▶ GIVEN PROBLEM: Rewrite the data below, replacing every instance of "stereoscopic structure diagram" with "three-dimensional structural view" and leaving everything else unchanged.
<<<<
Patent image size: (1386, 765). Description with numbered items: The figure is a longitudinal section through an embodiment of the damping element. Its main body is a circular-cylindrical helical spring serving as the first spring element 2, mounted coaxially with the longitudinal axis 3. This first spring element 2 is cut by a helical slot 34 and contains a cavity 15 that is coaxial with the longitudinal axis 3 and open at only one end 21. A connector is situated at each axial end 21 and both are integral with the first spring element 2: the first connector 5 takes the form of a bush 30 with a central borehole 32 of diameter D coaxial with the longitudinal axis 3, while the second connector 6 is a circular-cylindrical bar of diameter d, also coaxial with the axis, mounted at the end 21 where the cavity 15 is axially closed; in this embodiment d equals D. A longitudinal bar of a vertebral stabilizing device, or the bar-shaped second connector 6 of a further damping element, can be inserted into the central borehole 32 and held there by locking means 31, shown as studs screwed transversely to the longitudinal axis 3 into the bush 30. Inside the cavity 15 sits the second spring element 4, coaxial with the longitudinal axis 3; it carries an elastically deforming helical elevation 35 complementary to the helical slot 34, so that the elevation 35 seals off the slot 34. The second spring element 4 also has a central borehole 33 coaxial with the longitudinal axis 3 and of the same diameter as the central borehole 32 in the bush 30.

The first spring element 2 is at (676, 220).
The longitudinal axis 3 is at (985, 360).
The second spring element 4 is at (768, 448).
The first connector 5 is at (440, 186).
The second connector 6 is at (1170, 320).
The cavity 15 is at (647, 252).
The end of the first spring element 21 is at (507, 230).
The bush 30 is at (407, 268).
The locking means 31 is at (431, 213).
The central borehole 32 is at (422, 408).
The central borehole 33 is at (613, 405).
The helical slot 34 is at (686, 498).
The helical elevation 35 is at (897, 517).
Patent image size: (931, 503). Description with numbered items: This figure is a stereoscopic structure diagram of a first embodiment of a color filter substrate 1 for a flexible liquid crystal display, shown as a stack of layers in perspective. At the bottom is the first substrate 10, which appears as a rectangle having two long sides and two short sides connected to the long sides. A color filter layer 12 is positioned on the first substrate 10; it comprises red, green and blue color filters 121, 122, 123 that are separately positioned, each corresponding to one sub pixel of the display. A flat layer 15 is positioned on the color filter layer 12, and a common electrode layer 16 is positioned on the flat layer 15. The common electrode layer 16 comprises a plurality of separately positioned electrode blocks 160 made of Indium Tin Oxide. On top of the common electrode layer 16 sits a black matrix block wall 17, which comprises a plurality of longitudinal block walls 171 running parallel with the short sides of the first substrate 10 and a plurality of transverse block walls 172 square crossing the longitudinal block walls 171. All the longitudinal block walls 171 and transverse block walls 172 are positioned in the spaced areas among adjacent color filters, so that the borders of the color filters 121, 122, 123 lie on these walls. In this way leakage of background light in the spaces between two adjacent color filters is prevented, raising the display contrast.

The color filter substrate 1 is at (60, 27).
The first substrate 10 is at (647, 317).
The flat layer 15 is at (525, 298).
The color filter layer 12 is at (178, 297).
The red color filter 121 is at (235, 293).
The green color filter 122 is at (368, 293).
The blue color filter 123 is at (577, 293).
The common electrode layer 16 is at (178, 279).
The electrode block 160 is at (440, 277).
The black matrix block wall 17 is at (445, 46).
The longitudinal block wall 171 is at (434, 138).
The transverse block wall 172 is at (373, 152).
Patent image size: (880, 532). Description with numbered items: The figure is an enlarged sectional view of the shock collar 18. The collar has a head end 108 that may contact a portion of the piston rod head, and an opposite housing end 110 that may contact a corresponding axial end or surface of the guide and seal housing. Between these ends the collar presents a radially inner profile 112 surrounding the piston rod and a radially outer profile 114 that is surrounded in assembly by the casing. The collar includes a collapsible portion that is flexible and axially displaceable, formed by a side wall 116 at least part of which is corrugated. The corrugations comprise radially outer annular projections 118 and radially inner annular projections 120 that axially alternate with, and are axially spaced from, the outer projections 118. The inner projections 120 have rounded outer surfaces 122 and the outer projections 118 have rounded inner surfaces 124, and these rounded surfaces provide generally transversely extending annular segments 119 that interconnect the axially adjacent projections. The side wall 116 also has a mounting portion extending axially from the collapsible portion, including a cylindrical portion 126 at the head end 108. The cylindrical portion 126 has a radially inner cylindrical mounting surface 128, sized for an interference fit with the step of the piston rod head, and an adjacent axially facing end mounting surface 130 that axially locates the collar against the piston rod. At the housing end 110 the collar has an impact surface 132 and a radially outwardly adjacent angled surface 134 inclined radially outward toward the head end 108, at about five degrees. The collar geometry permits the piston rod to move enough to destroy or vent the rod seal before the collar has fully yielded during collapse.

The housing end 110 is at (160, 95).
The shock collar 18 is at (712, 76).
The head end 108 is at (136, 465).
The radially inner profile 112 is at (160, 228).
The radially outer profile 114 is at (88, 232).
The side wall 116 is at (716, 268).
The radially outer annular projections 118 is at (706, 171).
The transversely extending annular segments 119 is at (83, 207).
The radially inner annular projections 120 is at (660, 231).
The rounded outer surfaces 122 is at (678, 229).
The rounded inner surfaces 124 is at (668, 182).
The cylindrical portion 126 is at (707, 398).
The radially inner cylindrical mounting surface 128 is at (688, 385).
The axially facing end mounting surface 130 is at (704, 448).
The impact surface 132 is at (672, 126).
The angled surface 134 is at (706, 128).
>>>>
▶ THE SOLUTION:
Patent image size: (1386, 765). Description with numbered items: The figure is a longitudinal section through an embodiment of the damping element. Its main body is a circular-cylindrical helical spring serving as the first spring element 2, mounted coaxially with the longitudinal axis 3. This first spring element 2 is cut by a helical slot 34 and contains a cavity 15 that is coaxial with the longitudinal axis 3 and open at only one end 21. A connector is situated at each axial end 21 and both are integral with the first spring element 2: the first connector 5 takes the form of a bush 30 with a central borehole 32 of diameter D coaxial with the longitudinal axis 3, while the second connector 6 is a circular-cylindrical bar of diameter d, also coaxial with the axis, mounted at the end 21 where the cavity 15 is axially closed; in this embodiment d equals D. A longitudinal bar of a vertebral stabilizing device, or the bar-shaped second connector 6 of a further damping element, can be inserted into the central borehole 32 and held there by locking means 31, shown as studs screwed transversely to the longitudinal axis 3 into the bush 30. Inside the cavity 15 sits the second spring element 4, coaxial with the longitudinal axis 3; it carries an elastically deforming helical elevation 35 complementary to the helical slot 34, so that the elevation 35 seals off the slot 34. The second spring element 4 also has a central borehole 33 coaxial with the longitudinal axis 3 and of the same diameter as the central borehole 32 in the bush 30.

The first spring element 2 is at (676, 220).
The longitudinal axis 3 is at (985, 360).
The second spring element 4 is at (768, 448).
The first connector 5 is at (440, 186).
The second connector 6 is at (1170, 320).
The cavity 15 is at (647, 252).
The end of the first spring element 21 is at (507, 230).
The bush 30 is at (407, 268).
The locking means 31 is at (431, 213).
The central borehole 32 is at (422, 408).
The central borehole 33 is at (613, 405).
The helical slot 34 is at (686, 498).
The helical elevation 35 is at (897, 517).
Patent image size: (931, 503). Description with numbered items: This figure is a three-dimensional structural view of a first embodiment of a color filter substrate 1 for a flexible liquid crystal display, shown as a stack of layers in perspective. At the bottom is the first substrate 10, which appears as a rectangle having two long sides and two short sides connected to the long sides. A color filter layer 12 is positioned on the first substrate 10; it comprises red, green and blue color filters 121, 122, 123 that are separately positioned, each corresponding to one sub pixel of the display. A flat layer 15 is positioned on the color filter layer 12, and a common electrode layer 16 is positioned on the flat layer 15. The common electrode layer 16 comprises a plurality of separately positioned electrode blocks 160 made of Indium Tin Oxide. On top of the common electrode layer 16 sits a black matrix block wall 17, which comprises a plurality of longitudinal block walls 171 running parallel with the short sides of the first substrate 10 and a plurality of transverse block walls 172 square crossing the longitudinal block walls 171. All the longitudinal block walls 171 and transverse block walls 172 are positioned in the spaced areas among adjacent color filters, so that the borders of the color filters 121, 122, 123 lie on these walls. In this way leakage of background light in the spaces between two adjacent color filters is prevented, raising the display contrast.

The color filter substrate 1 is at (60, 27).
The first substrate 10 is at (647, 317).
The flat layer 15 is at (525, 298).
The color filter layer 12 is at (178, 297).
The red color filter 121 is at (235, 293).
The green color filter 122 is at (368, 293).
The blue color filter 123 is at (577, 293).
The common electrode layer 16 is at (178, 279).
The electrode block 160 is at (440, 277).
The black matrix block wall 17 is at (445, 46).
The longitudinal block wall 171 is at (434, 138).
The transverse block wall 172 is at (373, 152).
Patent image size: (880, 532). Description with numbered items: The figure is an enlarged sectional view of the shock collar 18. The collar has a head end 108 that may contact a portion of the piston rod head, and an opposite housing end 110 that may contact a corresponding axial end or surface of the guide and seal housing. Between these ends the collar presents a radially inner profile 112 surrounding the piston rod and a radially outer profile 114 that is surrounded in assembly by the casing. The collar includes a collapsible portion that is flexible and axially displaceable, formed by a side wall 116 at least part of which is corrugated. The corrugations comprise radially outer annular projections 118 and radially inner annular projections 120 that axially alternate with, and are axially spaced from, the outer projections 118. The inner projections 120 have rounded outer surfaces 122 and the outer projections 118 have rounded inner surfaces 124, and these rounded surfaces provide generally transversely extending annular segments 119 that interconnect the axially adjacent projections. The side wall 116 also has a mounting portion extending axially from the collapsible portion, including a cylindrical portion 126 at the head end 108. The cylindrical portion 126 has a radially inner cylindrical mounting surface 128, sized for an interference fit with the step of the piston rod head, and an adjacent axially facing end mounting surface 130 that axially locates the collar against the piston rod. At the housing end 110 the collar has an impact surface 132 and a radially outwardly adjacent angled surface 134 inclined radially outward toward the head end 108, at about five degrees. The collar geometry permits the piston rod to move enough to destroy or vent the rod seal before the collar has fully yielded during collapse.

The housing end 110 is at (160, 95).
The shock collar 18 is at (712, 76).
The head end 108 is at (136, 465).
The radially inner profile 112 is at (160, 228).
The radially outer profile 114 is at (88, 232).
The side wall 116 is at (716, 268).
The radially outer annular projections 118 is at (706, 171).
The transversely extending annular segments 119 is at (83, 207).
The radially inner annular projections 120 is at (660, 231).
The rounded outer surfaces 122 is at (678, 229).
The rounded inner surfaces 124 is at (668, 182).
The cylindrical portion 126 is at (707, 398).
The radially inner cylindrical mounting surface 128 is at (688, 385).
The axially facing end mounting surface 130 is at (704, 448).
The impact surface 132 is at (672, 126).
The angled surface 134 is at (706, 128).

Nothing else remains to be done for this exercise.